Excerpts from a figure dataset:
** BEGIN **

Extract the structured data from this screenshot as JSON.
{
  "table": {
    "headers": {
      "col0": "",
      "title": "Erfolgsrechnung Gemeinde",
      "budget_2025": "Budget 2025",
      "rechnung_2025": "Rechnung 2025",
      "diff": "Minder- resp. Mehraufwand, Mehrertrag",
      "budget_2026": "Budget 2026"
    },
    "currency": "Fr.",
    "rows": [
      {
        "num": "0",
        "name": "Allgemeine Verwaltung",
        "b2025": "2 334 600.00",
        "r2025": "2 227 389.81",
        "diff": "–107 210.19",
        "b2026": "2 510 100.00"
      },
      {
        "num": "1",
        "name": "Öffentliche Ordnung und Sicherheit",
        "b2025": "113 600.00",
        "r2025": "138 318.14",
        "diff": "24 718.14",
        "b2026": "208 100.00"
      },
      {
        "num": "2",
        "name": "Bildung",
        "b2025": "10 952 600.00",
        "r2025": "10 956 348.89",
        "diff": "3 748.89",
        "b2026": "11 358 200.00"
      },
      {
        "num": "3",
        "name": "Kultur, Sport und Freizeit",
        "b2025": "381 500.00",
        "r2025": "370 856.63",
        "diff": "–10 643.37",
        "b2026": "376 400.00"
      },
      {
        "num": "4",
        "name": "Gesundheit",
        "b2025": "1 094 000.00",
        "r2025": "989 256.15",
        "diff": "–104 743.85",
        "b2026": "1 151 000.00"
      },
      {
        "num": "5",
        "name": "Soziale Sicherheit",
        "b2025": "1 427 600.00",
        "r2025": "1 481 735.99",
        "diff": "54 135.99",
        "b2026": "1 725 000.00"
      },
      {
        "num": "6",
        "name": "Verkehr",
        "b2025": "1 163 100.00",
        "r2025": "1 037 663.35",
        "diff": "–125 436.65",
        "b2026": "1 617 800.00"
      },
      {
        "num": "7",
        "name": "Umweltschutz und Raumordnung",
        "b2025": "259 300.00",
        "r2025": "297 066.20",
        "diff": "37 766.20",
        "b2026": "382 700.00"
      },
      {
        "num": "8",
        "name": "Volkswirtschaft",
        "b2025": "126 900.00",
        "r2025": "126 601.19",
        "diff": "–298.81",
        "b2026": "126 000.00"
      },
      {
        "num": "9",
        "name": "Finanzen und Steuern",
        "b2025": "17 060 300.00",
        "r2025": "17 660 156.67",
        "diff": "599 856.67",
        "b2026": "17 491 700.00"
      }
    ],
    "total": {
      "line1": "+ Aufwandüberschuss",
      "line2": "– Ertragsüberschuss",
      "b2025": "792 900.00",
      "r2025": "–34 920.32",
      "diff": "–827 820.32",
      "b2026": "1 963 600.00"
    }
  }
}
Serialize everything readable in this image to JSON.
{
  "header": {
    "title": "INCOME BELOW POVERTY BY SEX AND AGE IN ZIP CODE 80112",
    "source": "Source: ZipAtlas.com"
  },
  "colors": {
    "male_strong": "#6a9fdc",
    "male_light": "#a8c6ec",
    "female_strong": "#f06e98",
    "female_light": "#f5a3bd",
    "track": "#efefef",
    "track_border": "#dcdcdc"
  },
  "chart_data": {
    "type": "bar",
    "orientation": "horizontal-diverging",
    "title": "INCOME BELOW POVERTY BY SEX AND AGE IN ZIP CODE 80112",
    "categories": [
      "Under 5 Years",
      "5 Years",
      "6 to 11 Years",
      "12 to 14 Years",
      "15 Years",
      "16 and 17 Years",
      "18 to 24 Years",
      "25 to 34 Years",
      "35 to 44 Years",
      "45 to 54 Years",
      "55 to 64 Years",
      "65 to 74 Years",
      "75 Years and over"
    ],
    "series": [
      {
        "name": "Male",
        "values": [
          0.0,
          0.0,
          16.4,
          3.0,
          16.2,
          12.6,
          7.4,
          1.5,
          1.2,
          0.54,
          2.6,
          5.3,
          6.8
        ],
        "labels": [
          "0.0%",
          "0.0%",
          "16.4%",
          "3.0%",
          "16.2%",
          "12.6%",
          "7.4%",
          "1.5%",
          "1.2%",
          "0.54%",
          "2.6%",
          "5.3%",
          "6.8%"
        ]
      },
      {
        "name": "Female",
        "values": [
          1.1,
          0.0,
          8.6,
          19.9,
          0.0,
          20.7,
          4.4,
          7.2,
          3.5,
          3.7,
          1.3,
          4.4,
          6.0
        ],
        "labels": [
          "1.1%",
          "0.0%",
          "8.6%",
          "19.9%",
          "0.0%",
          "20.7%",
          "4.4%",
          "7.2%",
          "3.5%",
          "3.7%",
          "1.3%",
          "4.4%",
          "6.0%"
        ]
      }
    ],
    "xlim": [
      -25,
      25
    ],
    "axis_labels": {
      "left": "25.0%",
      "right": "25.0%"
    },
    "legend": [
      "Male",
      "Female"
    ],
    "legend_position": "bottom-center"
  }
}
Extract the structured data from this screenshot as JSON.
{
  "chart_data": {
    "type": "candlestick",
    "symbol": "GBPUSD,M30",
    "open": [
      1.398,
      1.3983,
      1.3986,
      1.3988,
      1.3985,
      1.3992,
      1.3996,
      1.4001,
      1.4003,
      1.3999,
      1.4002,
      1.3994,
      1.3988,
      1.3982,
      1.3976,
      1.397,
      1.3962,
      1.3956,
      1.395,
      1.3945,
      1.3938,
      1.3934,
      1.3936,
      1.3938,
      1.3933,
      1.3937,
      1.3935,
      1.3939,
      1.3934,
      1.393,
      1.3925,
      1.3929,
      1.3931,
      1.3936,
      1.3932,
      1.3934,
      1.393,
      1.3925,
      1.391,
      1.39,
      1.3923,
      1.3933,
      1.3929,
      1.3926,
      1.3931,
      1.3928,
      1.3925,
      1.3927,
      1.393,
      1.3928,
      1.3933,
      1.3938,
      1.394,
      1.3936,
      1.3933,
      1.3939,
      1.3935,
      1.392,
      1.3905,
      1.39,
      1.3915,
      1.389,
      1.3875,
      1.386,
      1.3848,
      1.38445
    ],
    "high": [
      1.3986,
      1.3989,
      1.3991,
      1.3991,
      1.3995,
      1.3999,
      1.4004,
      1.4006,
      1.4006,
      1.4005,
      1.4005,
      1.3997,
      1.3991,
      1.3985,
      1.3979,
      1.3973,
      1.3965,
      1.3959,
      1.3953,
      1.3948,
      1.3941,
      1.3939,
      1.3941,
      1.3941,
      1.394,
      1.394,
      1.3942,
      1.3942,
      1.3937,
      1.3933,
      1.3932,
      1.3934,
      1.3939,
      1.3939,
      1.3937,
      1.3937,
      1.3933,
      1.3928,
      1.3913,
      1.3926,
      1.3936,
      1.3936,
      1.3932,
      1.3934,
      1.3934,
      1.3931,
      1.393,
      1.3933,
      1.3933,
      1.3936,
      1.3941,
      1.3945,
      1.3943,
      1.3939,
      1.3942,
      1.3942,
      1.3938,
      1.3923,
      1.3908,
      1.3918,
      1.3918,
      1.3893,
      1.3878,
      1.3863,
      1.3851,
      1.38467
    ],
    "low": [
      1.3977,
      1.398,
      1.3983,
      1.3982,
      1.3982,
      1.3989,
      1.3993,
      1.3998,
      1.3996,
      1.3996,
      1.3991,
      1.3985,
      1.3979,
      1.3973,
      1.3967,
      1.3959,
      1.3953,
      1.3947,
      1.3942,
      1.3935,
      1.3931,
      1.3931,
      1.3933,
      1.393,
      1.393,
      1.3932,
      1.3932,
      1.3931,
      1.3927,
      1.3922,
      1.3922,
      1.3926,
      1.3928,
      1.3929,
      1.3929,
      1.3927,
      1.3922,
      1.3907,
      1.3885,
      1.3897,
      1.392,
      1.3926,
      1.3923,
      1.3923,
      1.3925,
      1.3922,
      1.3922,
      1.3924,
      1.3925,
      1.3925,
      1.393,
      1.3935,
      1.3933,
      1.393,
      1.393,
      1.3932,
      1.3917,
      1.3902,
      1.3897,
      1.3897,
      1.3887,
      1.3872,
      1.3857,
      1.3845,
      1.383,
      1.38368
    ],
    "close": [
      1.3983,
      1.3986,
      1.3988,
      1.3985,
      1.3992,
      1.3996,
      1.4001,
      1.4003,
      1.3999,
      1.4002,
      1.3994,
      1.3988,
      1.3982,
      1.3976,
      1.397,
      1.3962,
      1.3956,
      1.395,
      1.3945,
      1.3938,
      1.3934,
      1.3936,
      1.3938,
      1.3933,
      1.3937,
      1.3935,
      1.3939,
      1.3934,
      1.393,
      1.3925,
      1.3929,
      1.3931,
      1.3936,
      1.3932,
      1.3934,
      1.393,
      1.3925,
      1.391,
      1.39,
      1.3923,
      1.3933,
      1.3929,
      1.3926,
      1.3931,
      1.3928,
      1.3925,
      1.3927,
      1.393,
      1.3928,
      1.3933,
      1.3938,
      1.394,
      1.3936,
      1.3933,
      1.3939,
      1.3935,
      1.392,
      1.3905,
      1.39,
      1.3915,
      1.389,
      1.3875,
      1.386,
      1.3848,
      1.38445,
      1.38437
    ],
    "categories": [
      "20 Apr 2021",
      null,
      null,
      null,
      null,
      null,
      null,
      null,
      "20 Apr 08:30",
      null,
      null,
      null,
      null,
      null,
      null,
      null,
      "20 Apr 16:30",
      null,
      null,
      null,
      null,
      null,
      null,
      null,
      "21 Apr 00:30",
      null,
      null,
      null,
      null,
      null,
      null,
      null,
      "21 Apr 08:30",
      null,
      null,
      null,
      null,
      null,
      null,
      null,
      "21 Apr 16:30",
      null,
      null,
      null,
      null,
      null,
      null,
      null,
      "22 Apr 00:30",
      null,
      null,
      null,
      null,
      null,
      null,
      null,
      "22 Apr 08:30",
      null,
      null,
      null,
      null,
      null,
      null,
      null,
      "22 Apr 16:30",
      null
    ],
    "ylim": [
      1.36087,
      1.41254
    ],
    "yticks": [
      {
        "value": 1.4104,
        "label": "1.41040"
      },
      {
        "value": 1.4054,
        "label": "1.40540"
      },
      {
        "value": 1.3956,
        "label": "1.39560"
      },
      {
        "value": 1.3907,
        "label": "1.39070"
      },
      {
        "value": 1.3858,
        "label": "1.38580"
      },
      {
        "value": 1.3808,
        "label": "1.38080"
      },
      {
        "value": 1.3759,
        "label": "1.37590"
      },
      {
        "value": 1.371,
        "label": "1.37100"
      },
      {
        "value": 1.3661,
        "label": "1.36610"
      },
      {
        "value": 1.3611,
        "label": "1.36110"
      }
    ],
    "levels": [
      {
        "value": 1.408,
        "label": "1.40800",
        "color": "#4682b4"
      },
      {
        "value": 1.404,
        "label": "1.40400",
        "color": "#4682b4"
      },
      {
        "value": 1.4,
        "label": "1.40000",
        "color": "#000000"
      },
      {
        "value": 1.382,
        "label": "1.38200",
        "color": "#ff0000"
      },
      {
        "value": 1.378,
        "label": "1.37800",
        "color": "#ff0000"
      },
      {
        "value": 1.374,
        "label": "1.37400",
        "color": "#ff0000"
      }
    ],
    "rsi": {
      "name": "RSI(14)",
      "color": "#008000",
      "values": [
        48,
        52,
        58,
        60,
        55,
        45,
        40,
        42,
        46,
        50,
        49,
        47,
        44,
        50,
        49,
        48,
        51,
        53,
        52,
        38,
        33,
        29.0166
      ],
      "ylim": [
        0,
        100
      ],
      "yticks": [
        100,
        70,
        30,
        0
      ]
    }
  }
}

** END **

### What the exercise asks
All lines holding the word "diff" should be picked out and copied.

### Exercise answer
      "diff": "Minder- resp. Mehraufwand, Mehrertrag",
        "diff": "–107 210.19",
        "diff": "24 718.14",
        "diff": "3 748.89",
        "diff": "–10 643.37",
        "diff": "–104 743.85",
        "diff": "54 135.99",
        "diff": "–125 436.65",
        "diff": "37 766.20",
        "diff": "–298.81",
        "diff": "599 856.67",
      "diff": "–827 820.32",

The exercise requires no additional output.